In the following material, identify every line holding the string "screenshot" and return it.

--- Start of Material provided ---

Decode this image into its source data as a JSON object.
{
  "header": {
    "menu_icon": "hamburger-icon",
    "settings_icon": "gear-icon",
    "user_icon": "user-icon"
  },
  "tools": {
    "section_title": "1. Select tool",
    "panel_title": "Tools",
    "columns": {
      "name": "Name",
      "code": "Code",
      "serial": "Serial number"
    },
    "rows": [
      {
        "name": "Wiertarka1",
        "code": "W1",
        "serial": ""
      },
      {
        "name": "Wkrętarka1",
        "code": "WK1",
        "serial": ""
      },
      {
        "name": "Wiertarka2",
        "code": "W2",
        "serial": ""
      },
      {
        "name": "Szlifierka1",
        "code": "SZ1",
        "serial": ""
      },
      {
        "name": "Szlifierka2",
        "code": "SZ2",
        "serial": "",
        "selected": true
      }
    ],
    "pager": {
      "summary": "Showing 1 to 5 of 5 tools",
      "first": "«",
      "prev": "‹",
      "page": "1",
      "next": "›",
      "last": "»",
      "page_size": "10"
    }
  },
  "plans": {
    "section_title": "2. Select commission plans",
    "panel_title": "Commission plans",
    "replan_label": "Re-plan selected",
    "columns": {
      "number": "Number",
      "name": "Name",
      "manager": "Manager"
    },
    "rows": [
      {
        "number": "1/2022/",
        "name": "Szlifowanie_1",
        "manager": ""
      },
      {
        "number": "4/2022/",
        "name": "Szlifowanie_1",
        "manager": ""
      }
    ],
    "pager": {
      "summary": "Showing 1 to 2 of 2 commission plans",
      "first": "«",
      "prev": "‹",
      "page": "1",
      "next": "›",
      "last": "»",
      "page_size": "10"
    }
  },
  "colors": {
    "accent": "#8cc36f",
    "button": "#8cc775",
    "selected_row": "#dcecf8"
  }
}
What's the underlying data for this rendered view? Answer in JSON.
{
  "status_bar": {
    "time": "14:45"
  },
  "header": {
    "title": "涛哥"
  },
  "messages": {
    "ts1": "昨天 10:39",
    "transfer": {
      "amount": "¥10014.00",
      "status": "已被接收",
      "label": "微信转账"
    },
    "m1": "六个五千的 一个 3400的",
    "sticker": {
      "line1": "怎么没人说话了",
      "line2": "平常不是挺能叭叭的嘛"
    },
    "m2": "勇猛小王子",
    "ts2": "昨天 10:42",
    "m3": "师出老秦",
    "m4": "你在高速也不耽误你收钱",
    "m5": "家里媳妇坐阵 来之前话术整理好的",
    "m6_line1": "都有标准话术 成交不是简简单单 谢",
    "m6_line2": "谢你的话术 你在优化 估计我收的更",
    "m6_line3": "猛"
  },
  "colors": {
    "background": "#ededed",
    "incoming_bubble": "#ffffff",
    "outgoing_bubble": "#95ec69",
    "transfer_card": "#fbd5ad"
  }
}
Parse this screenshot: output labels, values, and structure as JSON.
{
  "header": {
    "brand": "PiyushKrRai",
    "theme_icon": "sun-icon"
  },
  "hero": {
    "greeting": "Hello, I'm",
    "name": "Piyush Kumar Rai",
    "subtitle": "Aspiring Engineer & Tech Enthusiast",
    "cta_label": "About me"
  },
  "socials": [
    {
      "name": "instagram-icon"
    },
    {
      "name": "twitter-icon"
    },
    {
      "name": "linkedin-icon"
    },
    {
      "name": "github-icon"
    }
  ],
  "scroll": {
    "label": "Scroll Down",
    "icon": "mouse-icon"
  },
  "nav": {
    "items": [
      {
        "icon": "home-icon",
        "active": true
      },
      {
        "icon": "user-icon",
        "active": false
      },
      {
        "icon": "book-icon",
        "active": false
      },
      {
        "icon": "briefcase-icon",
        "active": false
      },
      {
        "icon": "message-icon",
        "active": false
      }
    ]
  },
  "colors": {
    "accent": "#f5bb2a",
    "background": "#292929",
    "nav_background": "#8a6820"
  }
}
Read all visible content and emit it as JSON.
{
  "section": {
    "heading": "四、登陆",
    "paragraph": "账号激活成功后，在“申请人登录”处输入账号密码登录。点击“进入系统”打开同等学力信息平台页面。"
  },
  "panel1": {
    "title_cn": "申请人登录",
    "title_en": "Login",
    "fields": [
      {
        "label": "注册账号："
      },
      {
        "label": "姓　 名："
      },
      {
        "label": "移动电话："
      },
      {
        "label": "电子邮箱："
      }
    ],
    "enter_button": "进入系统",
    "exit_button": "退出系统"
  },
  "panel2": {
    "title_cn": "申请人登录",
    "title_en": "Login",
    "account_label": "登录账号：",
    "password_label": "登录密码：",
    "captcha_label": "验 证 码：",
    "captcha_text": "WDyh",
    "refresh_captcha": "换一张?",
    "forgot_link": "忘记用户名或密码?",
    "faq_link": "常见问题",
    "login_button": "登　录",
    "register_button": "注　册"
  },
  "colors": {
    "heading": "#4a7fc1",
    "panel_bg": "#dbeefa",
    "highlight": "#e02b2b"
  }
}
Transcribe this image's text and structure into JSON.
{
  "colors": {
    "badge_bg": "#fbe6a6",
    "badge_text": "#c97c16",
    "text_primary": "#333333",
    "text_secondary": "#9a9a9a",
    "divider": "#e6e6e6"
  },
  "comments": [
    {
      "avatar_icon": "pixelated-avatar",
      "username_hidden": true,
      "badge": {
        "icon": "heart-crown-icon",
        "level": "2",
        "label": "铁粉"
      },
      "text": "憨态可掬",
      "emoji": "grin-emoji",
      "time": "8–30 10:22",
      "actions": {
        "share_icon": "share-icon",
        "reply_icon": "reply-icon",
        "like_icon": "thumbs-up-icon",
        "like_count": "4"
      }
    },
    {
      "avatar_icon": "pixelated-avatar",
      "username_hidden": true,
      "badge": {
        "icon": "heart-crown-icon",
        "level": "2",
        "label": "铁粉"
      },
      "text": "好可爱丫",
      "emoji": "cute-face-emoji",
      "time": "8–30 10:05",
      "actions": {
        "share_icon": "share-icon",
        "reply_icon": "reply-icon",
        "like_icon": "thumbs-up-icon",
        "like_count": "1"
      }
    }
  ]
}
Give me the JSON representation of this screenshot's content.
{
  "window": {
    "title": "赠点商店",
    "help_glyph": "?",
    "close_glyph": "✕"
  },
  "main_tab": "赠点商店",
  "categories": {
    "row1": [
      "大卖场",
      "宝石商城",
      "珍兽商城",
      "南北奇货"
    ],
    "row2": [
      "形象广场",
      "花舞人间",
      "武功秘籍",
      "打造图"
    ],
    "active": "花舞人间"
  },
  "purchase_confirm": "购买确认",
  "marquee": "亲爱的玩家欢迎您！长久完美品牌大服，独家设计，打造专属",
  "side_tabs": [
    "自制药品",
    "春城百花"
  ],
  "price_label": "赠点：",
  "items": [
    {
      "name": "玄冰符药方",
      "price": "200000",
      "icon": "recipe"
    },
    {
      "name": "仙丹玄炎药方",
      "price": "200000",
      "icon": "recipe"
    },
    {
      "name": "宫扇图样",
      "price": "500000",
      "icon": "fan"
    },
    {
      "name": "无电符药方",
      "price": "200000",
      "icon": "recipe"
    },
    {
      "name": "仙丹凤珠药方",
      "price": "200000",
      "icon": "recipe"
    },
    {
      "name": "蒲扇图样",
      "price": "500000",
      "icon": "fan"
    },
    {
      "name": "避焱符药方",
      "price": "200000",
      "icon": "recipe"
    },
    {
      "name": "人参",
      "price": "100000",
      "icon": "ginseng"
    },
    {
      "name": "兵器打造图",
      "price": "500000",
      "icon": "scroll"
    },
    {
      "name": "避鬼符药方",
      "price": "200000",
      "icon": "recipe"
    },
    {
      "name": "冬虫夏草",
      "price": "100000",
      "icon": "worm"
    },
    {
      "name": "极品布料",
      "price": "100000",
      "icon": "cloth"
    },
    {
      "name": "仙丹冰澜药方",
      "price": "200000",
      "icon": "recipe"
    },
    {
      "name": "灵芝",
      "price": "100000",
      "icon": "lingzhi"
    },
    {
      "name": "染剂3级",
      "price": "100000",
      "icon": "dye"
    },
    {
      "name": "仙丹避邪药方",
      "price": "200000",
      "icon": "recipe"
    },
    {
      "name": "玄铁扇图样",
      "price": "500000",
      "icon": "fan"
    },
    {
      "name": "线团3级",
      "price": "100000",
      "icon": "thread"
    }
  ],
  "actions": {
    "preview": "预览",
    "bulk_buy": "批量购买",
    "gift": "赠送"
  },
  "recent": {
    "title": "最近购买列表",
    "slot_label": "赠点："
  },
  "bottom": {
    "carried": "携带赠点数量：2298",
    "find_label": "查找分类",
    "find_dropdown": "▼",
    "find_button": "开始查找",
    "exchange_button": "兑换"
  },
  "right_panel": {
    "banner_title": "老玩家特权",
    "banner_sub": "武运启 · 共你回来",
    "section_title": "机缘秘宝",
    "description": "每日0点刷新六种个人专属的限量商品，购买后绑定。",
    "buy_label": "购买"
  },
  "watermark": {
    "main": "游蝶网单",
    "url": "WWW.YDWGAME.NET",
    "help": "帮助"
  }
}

--- End of Material provided ---

Expected answer
Parse this screenshot: output labels, values, and structure as JSON.
Give me the JSON representation of this screenshot's content.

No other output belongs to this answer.